[Data entries]

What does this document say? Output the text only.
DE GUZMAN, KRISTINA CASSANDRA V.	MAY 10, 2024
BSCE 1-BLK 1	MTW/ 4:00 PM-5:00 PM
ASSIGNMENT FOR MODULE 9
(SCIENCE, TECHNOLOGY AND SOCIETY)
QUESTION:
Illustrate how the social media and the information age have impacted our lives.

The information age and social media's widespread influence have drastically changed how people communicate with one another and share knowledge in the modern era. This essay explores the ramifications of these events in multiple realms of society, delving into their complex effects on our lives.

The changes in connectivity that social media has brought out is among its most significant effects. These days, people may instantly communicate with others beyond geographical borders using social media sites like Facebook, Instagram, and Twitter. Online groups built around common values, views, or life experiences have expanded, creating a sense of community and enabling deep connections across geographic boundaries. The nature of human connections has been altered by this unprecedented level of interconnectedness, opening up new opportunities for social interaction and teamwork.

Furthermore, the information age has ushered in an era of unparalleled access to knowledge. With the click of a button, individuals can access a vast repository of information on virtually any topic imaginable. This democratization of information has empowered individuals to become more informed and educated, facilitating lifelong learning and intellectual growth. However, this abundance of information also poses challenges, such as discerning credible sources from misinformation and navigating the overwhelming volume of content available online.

-- GOAL --
Every line of the records above needs to be given again exactly.

-- RESPONSE TO THE TASK --
What does this document say? Output the text only.
DE GUZMAN, KRISTINA CASSANDRA V.	MAY 10, 2024
BSCE 1-BLK 1	MTW/ 4:00 PM-5:00 PM
ASSIGNMENT FOR MODULE 9
(SCIENCE, TECHNOLOGY AND SOCIETY)
QUESTION:
Illustrate how the social media and the information age have impacted our lives.

The information age and social media's widespread influence have drastically changed how people communicate with one another and share knowledge in the modern era. This essay explores the ramifications of these events in multiple realms of society, delving into their complex effects on our lives.

The changes in connectivity that social media has brought out is among its most significant effects. These days, people may instantly communicate with others beyond geographical borders using social media sites like Facebook, Instagram, and Twitter. Online groups built around common values, views, or life experiences have expanded, creating a sense of community and enabling deep connections across geographic boundaries. The nature of human connections has been altered by this unprecedented level of interconnectedness, opening up new opportunities for social interaction and teamwork.

Furthermore, the information age has ushered in an era of unparalleled access to knowledge. With the click of a button, individuals can access a vast repository of information on virtually any topic imaginable. This democratization of information has empowered individuals to become more informed and educated, facilitating lifelong learning and intellectual growth. However, this abundance of information also poses challenges, such as discerning credible sources from misinformation and navigating the overwhelming volume of content available online.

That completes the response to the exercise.